Potongan Dokumen:

========================

Seni berlandaskan sosio-politik
“Proyek-proyek Tintin ini menawarkan konteks penting, yang menjelaskan keterkaitan antara kejadian-kejadian nasional dan pengaruh serta keterlibatan kekuatan-kekuatan eksternal. Mereka mengungkap bagaimana kekuatan-kekuatan ini telah membentuk kontur sosio-politik sejarah modern Indonesia. Dengan cara ini, karya-karya Tintin membangun dialog antara hal-hal pribadi dan politik, antara sejarah tersembunyi dan ingatan komunal, dan antara kedangkalan kehidupan sehari-hari dan peristiwa luar biasa yang membentuknya. Keasyikan ini terlihat pada seluruh karya yang ada dalam pameran ini,” begitu ungkap Aaron Seto pada kata pengantar pameran. Sejak awal berkesenian, karya Tintin telah dibentuk oleh ketertarikannya pada sejarah yang bisa berubah, cara narasi sejarah dikonstruksi melalui dinamika kekuasaan negara, dan pengaruh ingatan pribadi. Minatnya terletak pada pemahaman interaksi antara struktur kelembagaan dan pengalaman manusia, dan bagaimana sejarah disembunyikan dan diungkapkan melalui mekanisme negara dan kelemahan ingatan manusia.
Arsip declassified 1964 – 1968 dan lenyapnya substansi
Dengan gejolak pemikiran dan premis seperti itu, ternyata karya-karya yang ditampilkan kali ini cukup tenang, elegan dan chic, dikerjakan dengan tingkat presisi yang tinggi. Sehingga orang cukup susah untuk meresapi dan merasakan langsung apa yang sedang bergelora, kecuali bertanya dan dialog langsung dengan sang seniman pembuatnya. Mungkin ada satu yang lumayan berkecamuk adalah karya berjudul Absence in Substantia, berupa kertas nilon yang digunting lurus selebar beberapa mili, lalu dianyam ke serat polyester menjadi hanging artwork. Guntingan-guntingan tersebut mengingatkan pada kertas yang telah diiris oleh mesin paper shredder. Karya ini ungkapan dari riset Tintin atas lebih dari 35.000 lembar arsip-arsip pemerintah Amerika Serikat yang ia sebut sebagai arsip ‘Protocol of Killings’ yang sudah declassified tahun 2018, terdiri dari arsip-arsip keluaran Kedutaan Besar Amerika Serikat di Jakarta antara tahun 1964 – 1968, waktu terjadinya periode pembantaian di Indonesia. Kemudian ada juga karya instalasi berjudul Pasport Trail, berupa paspor-paspor (di antaranya ada paspor Andorra, Burkina Faso, Sierra Leone) yang disusun berbaris dari lantai sampai merayap ke dinding dan langit-langit galeri. Ketika Luxina bertanya; “Mengapa semua gejolak menjadi tampil tenang, balance, dan elegan, apakah karena Tintin dibesarkan dalam keluarga yang baik dan berkecukupan? Tintin mengangguk sambil tersenyum lebar.

========================

Butir Dataset:
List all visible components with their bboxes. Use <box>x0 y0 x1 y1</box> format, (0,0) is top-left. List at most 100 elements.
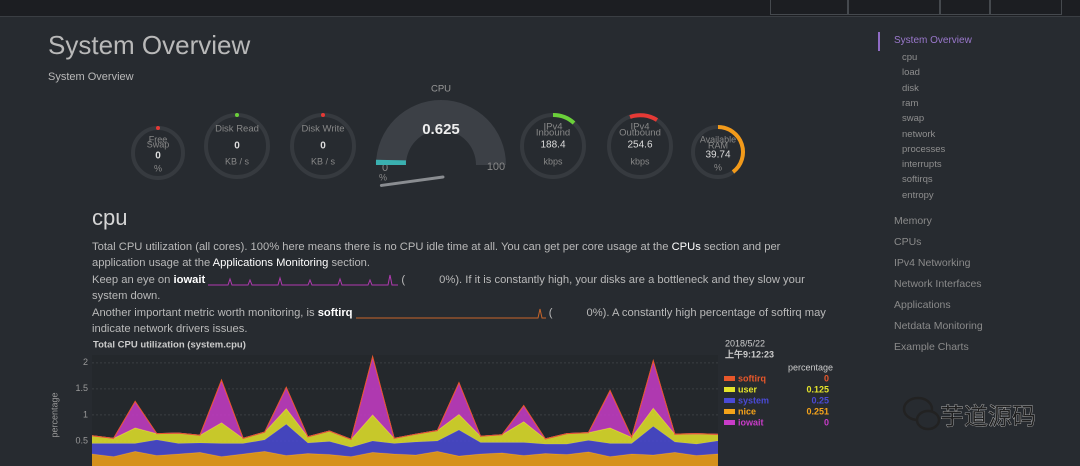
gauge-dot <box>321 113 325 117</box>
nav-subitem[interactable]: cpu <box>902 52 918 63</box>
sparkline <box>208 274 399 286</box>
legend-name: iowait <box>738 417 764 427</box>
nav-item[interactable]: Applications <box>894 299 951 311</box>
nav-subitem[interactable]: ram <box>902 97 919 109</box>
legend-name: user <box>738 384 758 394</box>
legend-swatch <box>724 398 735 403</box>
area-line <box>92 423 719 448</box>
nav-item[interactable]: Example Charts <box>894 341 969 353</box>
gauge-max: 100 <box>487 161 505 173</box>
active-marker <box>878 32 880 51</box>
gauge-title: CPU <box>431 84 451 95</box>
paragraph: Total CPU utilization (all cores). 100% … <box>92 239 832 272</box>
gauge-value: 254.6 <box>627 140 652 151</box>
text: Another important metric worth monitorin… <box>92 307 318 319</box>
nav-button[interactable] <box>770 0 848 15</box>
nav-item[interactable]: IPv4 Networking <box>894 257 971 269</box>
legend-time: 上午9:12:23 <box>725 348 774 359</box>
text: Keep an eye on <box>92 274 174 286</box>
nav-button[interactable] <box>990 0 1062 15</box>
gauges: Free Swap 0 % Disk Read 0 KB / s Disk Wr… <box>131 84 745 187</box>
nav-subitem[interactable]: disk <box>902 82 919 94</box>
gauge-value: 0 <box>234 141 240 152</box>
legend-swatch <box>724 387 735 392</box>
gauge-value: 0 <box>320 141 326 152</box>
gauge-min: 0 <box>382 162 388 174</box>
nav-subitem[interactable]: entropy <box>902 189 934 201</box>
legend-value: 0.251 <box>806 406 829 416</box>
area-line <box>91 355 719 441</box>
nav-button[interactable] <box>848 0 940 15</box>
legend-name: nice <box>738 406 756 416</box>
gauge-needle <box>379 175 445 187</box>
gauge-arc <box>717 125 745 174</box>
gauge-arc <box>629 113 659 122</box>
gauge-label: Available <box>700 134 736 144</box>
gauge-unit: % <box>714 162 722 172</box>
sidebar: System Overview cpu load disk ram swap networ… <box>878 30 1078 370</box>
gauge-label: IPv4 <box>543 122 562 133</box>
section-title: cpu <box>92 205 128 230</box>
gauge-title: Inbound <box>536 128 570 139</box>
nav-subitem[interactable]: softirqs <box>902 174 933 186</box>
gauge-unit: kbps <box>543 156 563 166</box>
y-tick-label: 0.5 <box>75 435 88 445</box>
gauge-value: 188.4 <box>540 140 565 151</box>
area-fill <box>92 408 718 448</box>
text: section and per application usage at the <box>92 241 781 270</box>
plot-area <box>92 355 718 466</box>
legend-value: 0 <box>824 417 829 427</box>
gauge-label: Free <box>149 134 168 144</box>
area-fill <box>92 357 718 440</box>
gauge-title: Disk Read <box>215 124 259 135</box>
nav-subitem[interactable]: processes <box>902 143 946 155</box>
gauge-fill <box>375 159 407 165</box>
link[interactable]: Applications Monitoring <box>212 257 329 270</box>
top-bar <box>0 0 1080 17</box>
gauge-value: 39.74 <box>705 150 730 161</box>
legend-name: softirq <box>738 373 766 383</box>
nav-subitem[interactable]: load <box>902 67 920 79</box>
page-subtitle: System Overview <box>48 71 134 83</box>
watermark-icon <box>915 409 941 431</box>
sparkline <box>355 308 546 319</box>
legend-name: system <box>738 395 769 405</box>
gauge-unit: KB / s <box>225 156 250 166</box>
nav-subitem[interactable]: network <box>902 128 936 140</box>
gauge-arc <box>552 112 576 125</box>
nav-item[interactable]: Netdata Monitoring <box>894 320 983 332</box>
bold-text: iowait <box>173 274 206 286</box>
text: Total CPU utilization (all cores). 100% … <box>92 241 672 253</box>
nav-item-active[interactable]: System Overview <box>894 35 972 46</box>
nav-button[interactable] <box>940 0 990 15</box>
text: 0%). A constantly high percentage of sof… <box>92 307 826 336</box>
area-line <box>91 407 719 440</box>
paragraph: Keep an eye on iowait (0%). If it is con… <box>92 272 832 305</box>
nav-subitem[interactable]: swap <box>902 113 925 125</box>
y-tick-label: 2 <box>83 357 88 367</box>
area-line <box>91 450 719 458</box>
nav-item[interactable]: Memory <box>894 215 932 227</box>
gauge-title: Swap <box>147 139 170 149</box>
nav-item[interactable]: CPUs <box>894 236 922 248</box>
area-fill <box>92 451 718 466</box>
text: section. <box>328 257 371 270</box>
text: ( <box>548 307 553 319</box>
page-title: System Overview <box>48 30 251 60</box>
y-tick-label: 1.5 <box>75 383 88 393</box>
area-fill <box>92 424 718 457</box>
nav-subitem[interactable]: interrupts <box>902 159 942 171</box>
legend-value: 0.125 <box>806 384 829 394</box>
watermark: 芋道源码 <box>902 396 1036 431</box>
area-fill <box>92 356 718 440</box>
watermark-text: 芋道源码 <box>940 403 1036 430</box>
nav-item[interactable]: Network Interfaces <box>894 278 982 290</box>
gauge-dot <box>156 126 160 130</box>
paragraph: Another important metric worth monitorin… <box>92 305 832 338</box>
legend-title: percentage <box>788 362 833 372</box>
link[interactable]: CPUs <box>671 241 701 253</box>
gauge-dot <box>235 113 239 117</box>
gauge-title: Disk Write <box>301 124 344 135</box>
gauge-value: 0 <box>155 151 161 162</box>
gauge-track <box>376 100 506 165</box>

========================

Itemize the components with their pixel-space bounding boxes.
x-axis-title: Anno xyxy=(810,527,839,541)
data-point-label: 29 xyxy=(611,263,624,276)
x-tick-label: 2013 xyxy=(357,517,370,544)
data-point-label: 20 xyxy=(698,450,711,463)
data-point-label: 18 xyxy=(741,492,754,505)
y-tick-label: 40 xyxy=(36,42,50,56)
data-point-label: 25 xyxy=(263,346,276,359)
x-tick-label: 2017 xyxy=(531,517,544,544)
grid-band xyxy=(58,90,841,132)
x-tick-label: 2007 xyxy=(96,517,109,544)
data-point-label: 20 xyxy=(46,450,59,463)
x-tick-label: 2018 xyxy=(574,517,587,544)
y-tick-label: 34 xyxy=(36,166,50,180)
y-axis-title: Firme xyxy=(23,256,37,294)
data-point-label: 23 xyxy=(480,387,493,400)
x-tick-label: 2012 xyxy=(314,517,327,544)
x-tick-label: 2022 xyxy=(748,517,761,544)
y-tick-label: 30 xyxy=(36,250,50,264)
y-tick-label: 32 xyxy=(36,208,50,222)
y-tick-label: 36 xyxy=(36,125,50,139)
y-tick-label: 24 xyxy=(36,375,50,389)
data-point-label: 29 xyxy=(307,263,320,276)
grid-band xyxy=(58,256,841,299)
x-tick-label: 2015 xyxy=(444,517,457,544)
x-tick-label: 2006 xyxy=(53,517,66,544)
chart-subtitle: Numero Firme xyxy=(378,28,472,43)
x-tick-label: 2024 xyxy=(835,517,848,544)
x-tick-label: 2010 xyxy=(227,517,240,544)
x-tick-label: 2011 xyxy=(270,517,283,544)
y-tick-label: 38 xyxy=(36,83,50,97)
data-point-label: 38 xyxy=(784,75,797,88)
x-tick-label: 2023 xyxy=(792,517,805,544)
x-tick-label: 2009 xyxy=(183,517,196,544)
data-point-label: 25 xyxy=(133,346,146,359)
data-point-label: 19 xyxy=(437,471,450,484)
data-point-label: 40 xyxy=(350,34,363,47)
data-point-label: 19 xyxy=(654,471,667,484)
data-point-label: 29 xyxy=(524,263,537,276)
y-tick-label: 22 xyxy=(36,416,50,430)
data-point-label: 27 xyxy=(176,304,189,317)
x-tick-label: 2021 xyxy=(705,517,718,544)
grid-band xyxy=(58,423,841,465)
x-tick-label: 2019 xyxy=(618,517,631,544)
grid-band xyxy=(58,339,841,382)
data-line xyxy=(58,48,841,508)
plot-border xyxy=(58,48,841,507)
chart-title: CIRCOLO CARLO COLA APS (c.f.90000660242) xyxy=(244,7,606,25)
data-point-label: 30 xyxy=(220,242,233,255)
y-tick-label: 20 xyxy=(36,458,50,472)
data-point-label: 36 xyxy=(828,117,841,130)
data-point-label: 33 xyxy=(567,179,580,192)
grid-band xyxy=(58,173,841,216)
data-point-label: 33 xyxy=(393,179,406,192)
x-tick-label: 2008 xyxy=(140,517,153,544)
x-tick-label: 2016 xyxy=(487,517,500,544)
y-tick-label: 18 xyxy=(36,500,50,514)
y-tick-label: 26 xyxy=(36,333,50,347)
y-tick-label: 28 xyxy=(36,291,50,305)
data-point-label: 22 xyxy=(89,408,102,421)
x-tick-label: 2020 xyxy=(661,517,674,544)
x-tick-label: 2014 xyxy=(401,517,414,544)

========================

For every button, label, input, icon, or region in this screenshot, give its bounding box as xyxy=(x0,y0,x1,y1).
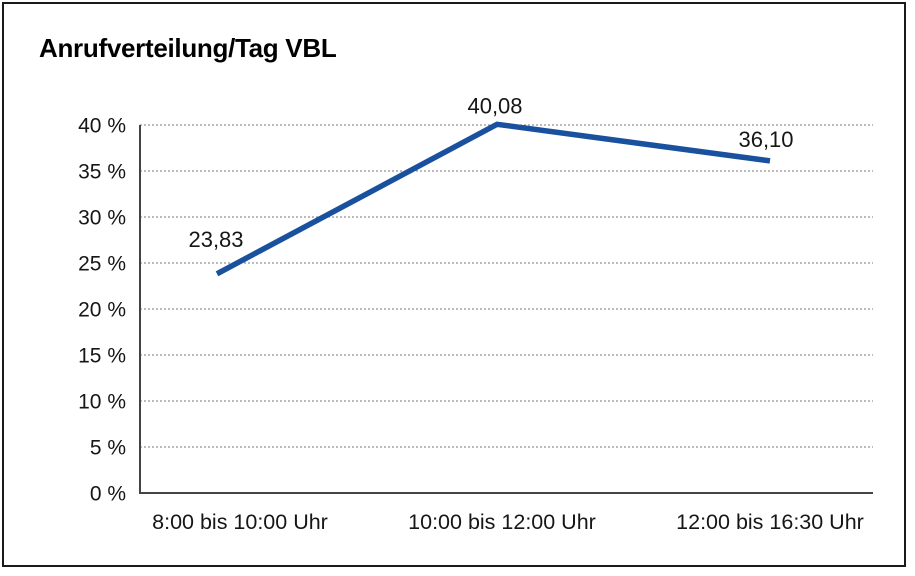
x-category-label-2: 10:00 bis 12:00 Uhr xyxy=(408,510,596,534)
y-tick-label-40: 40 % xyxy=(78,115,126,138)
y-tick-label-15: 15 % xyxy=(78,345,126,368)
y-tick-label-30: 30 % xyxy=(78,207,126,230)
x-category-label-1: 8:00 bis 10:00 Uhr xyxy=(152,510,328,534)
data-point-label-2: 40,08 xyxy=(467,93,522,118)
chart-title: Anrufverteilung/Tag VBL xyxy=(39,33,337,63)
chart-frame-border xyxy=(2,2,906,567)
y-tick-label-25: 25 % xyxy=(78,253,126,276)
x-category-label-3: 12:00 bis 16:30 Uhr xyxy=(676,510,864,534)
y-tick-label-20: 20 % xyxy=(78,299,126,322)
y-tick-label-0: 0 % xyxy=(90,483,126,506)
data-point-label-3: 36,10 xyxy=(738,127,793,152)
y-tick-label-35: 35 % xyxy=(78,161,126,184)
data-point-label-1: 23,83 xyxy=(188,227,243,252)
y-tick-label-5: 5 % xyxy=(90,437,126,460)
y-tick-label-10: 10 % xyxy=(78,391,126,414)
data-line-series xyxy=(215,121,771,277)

========================

Yang Diminta:
Lanjutkan tulisan tentang pameran karya Tintin mulai dari sesudah kalimat terakhirnya. Baris-baris data ini merupakan bahan tersendiri yang terpisah dari tulisan tentang pameran karya Tintin.

Hasil Latihan:
Pementasan keliling dan pohon-pohon yang mendengarkan
Rasa penasaran terhadap sosok sang Kakek sebagai tokoh sentral dalam Tintin berkarya, bisa terjawab di dalam ruang terpisah, satu karya instalasi berjudul “Memory is Frail (Truth Brittle)”, berupa susunan kertas-kertas yang tertempel di dinding, berisi gambar-gambar goresan charcoal yang lembut dan tulisan-tulisan tangan dengan cuplikan cerita tentang ayah, paman, dan kakek, serta rambu bantu arah baca berupa gambar semacam pesawat fighter jet dengan jejak asap panjang tanda pesawat berada dalam kecepatan yang tinggi. Cerita diawali dengan gambar pohon gemuk bermata dan bermulut, lalu di dekatnya ada kertas bertuliskan “ALL TREES ARE GOOD LISTENERS”, satu ungkapan tentang keteguhan untuk mendengar dan ketidak berdayaan untuk berkata-kata. Kemudian ada gambar seorang anak kecil yang menangis di atas pentas, di hadapan siluet kepala para penonton. Tintin bercerita bahwa dulu sang Kakek memiliki sebuah teater keliling di Denpasar, ia mengajak anak-anaknya ikut serta dalam setiap pertunjukan keliling. Tintin bilang, lakon yang ditugaskan Ayah dari Kakek adalah: “Kamu naik ke atas pentas, bilang kamu lapar, minta pisang untuk makan, lalu menangis, okay?”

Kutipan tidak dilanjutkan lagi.